=== DATASET ROWS ===

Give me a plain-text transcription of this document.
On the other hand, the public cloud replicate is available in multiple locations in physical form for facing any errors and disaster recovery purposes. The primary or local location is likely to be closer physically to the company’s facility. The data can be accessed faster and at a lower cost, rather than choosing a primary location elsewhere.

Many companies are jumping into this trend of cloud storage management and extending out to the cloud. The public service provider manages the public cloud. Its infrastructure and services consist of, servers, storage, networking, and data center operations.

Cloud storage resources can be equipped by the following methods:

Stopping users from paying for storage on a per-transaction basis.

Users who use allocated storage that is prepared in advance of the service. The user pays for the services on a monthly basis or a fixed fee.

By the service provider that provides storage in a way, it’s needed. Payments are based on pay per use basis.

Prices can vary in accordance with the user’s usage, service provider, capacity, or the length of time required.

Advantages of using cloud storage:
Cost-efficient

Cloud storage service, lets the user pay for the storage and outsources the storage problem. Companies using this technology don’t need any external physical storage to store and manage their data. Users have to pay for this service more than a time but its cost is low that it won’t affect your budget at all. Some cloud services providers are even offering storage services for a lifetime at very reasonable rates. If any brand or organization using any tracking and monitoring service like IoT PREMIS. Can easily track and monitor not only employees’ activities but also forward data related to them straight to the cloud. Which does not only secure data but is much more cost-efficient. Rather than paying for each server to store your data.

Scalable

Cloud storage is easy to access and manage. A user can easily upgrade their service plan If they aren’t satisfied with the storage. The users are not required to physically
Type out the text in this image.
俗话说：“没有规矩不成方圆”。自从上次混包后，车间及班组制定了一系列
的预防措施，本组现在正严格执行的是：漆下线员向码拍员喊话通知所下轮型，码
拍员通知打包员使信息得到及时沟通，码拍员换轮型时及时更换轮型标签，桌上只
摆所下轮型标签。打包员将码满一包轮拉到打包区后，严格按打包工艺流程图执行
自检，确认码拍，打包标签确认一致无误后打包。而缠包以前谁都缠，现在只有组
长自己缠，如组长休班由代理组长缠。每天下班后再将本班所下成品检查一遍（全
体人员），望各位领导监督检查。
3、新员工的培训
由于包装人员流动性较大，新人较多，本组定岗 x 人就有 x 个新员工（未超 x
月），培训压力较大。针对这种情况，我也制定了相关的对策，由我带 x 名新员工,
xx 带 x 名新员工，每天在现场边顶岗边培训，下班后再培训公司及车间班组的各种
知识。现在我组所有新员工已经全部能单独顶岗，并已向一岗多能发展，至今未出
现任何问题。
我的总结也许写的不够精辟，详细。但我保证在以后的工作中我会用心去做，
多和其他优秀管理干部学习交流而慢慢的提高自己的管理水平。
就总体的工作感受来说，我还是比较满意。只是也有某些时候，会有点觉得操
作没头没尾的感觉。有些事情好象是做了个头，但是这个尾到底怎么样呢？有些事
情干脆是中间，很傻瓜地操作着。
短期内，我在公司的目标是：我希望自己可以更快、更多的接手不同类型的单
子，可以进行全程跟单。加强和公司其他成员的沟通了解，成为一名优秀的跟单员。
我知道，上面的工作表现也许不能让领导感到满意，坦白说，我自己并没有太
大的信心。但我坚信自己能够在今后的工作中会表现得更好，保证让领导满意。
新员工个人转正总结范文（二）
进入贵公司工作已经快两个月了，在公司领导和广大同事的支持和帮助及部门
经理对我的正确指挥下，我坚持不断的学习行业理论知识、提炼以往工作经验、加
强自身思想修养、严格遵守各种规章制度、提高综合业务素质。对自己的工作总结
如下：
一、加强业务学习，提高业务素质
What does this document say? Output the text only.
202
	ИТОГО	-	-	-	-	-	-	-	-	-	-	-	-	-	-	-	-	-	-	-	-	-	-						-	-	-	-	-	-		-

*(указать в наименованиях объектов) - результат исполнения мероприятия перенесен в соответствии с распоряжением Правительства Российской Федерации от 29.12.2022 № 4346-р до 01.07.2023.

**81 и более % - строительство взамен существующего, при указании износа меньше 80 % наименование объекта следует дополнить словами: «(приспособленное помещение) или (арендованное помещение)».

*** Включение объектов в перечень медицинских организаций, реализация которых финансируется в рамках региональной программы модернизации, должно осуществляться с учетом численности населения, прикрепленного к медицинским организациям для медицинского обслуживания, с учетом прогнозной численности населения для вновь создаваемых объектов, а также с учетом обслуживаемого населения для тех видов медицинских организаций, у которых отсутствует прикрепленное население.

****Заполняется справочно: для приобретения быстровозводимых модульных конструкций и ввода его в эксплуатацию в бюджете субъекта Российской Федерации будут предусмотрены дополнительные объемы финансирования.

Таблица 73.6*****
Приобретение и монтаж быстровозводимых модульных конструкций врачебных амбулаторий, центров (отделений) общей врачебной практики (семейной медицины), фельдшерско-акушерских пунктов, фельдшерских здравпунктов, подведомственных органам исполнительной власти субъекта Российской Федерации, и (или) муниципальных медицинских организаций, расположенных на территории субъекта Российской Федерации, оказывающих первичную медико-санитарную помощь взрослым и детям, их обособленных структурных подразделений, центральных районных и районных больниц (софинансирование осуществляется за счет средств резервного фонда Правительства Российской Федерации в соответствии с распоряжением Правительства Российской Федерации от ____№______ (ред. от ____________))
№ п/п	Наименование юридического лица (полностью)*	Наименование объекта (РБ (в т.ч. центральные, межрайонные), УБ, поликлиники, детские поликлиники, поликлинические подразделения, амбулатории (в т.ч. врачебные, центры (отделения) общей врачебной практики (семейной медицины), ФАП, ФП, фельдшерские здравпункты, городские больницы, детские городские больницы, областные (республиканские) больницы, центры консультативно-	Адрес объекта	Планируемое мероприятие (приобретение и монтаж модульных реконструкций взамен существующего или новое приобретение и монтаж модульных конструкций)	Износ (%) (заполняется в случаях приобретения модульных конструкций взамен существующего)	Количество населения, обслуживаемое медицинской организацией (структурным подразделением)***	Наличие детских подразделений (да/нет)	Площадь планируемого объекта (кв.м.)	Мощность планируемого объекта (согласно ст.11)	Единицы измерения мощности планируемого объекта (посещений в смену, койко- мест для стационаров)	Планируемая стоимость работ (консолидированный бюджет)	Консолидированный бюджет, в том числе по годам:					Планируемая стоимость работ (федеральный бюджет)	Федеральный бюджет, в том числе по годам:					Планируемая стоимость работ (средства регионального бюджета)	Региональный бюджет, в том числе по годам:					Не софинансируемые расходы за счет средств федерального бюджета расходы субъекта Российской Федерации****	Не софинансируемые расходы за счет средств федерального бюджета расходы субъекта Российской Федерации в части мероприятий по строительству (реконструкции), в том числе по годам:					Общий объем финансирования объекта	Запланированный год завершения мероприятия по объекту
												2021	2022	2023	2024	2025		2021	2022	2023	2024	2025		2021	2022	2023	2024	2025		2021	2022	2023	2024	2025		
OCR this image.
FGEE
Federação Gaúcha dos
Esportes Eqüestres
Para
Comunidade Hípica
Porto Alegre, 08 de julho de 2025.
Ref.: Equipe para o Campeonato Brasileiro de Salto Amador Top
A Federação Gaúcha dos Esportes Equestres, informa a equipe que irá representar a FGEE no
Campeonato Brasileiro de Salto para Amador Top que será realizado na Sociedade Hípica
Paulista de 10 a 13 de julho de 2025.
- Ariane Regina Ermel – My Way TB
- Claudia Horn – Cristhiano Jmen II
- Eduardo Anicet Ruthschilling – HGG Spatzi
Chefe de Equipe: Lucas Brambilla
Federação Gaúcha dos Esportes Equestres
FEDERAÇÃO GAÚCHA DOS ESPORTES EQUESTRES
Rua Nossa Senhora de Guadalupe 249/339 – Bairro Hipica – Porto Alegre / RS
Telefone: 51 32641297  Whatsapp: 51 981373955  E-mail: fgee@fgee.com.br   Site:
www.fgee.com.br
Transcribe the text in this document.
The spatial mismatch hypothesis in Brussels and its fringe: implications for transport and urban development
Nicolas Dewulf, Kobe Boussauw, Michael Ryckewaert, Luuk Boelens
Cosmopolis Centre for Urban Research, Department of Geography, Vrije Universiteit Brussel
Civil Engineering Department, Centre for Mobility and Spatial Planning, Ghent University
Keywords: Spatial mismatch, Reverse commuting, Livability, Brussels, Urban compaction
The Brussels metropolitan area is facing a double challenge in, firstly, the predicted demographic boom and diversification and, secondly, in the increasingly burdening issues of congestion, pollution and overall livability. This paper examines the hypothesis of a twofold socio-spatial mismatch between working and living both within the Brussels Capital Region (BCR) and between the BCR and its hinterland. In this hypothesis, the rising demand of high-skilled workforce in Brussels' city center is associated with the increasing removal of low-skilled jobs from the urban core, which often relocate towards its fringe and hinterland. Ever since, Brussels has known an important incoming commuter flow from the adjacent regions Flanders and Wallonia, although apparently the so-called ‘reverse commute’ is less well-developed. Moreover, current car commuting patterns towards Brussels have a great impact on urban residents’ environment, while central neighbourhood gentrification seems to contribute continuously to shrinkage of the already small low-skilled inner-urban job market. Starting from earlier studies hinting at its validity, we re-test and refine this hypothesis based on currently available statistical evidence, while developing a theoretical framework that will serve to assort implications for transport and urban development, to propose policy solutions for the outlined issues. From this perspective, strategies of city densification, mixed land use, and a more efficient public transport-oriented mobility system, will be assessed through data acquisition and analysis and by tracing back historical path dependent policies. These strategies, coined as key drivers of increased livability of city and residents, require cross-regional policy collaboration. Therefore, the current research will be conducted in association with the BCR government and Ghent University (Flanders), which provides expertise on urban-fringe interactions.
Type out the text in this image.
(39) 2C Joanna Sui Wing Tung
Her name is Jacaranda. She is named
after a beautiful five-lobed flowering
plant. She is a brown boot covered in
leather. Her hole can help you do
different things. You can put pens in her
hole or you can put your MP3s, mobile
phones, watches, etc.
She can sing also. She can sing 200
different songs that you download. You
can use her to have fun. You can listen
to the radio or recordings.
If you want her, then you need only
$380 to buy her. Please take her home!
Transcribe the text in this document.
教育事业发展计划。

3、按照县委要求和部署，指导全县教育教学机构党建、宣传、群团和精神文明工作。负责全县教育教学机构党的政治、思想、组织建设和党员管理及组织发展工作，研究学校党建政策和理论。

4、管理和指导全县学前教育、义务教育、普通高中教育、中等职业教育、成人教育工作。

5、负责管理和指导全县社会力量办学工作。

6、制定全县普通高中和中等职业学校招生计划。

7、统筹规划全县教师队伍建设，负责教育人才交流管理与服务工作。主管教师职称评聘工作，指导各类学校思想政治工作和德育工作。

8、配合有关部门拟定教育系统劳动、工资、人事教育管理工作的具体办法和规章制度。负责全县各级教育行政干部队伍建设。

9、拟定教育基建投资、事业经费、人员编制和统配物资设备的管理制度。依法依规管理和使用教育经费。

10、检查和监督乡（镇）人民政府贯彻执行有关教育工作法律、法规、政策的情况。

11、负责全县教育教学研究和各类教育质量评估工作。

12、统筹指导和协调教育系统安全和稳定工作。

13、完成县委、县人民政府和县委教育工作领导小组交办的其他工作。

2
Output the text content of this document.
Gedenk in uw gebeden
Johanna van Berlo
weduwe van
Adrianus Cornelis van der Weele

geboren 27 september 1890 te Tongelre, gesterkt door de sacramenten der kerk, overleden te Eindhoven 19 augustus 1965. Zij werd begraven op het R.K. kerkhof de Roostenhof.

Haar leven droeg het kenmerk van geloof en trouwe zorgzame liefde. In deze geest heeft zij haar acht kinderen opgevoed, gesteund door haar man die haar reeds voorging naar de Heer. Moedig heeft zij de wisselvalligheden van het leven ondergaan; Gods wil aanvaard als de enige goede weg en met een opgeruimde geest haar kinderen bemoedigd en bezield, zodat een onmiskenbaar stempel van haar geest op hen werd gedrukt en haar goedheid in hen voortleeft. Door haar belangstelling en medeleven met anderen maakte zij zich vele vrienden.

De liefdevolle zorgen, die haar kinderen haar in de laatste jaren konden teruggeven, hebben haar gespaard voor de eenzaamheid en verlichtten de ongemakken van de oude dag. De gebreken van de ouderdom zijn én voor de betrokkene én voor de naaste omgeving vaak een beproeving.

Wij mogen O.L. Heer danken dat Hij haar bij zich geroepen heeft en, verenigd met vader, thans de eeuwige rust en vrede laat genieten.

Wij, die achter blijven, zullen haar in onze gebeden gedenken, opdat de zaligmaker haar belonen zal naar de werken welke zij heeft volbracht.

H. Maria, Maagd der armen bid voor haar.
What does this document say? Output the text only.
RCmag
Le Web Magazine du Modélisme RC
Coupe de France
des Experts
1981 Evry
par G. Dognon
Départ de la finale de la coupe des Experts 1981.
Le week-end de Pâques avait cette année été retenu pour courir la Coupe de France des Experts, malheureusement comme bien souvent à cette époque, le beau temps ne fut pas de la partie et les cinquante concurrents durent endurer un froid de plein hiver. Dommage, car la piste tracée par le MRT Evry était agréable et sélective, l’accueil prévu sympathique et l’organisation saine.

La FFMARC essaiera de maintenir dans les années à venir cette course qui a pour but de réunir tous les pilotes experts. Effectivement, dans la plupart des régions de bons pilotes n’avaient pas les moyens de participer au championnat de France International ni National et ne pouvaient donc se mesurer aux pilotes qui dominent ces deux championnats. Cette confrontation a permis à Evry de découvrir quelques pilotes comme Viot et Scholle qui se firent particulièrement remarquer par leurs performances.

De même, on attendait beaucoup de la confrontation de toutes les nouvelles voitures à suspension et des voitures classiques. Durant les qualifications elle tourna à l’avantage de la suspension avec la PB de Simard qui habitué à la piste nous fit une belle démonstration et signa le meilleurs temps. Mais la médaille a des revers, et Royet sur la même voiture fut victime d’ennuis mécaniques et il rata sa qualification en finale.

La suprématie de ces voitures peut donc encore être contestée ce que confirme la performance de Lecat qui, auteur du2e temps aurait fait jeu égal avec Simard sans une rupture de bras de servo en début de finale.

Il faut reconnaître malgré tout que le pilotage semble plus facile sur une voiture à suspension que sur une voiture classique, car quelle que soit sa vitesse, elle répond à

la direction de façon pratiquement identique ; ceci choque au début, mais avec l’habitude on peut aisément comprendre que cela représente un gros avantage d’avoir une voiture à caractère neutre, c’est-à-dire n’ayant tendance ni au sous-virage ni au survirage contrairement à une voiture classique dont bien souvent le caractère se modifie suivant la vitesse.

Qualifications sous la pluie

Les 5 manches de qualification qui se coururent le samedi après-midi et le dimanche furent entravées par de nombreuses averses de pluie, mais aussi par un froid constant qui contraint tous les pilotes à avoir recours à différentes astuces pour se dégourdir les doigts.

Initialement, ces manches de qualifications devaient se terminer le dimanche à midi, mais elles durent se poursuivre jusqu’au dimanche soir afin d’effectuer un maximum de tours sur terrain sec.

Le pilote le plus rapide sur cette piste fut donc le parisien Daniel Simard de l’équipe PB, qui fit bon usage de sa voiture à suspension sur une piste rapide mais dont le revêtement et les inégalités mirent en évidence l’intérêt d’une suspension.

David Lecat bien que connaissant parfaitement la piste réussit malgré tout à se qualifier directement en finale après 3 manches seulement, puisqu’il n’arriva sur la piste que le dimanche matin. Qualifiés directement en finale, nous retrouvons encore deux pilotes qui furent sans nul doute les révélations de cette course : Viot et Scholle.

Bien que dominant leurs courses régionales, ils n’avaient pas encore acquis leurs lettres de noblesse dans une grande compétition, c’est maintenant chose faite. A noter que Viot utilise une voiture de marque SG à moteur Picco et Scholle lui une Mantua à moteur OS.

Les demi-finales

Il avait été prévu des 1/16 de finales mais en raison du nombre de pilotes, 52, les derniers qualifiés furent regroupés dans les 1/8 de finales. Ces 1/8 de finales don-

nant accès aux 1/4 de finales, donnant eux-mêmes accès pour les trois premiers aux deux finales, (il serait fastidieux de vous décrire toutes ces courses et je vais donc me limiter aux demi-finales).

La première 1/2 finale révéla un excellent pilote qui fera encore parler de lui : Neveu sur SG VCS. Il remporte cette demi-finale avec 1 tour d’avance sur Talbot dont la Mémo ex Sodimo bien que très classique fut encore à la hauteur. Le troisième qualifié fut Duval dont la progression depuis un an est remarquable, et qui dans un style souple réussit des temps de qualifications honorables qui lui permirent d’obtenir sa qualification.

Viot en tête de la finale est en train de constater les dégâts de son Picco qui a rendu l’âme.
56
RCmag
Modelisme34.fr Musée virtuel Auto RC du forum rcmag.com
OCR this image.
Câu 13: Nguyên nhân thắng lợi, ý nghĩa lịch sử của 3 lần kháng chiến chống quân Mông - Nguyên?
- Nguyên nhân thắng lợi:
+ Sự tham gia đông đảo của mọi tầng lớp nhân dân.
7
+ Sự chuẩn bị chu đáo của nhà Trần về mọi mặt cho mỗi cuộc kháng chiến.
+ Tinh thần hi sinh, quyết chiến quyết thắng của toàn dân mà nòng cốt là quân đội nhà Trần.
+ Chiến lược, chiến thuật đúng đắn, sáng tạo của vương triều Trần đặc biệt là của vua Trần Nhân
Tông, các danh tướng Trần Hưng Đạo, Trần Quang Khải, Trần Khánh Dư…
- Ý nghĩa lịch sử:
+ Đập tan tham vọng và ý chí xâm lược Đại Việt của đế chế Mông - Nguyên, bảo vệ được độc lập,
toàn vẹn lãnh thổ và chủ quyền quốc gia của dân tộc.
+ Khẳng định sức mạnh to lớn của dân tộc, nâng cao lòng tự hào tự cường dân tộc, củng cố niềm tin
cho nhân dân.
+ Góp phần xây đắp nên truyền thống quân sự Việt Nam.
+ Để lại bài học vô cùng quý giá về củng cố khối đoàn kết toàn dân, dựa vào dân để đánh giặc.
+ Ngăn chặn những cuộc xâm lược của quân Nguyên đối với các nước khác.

===

Go through the records and show every line with the string "финансирования" in it.

[WRITTEN RESPONSE]
****Заполняется справочно: для приобретения быстровозводимых модульных конструкций и ввода его в эксплуатацию в бюджете субъекта Российской Федерации будут предусмотрены дополнительные объемы финансирования.
№ п/п	Наименование юридического лица (полностью)*	Наименование объекта (РБ (в т.ч. центральные, межрайонные), УБ, поликлиники, детские поликлиники, поликлинические подразделения, амбулатории (в т.ч. врачебные, центры (отделения) общей врачебной практики (семейной медицины), ФАП, ФП, фельдшерские здравпункты, городские больницы, детские городские больницы, областные (республиканские) больницы, центры консультативно-	Адрес объекта	Планируемое мероприятие (приобретение и монтаж модульных реконструкций взамен существующего или новое приобретение и монтаж модульных конструкций)	Износ (%) (заполняется в случаях приобретения модульных конструкций взамен существующего)	Количество населения, обслуживаемое медицинской организацией (структурным подразделением)***	Наличие детских подразделений (да/нет)	Площадь планируемого объекта (кв.м.)	Мощность планируемого объекта (согласно ст.11)	Единицы измерения мощности планируемого объекта (посещений в смену, койко- мест для стационаров)	Планируемая стоимость работ (консолидированный бюджет)	Консолидированный бюджет, в том числе по годам:					Планируемая стоимость работ (федеральный бюджет)	Федеральный бюджет, в том числе по годам:					Планируемая стоимость работ (средства регионального бюджета)	Региональный бюджет, в том числе по годам:					Не софинансируемые расходы за счет средств федерального бюджета расходы субъекта Российской Федерации****	Не софинансируемые расходы за счет средств федерального бюджета расходы субъекта Российской Федерации в части мероприятий по строительству (реконструкции), в том числе по годам:					Общий объем финансирования объекта	Запланированный год завершения мероприятия по объекту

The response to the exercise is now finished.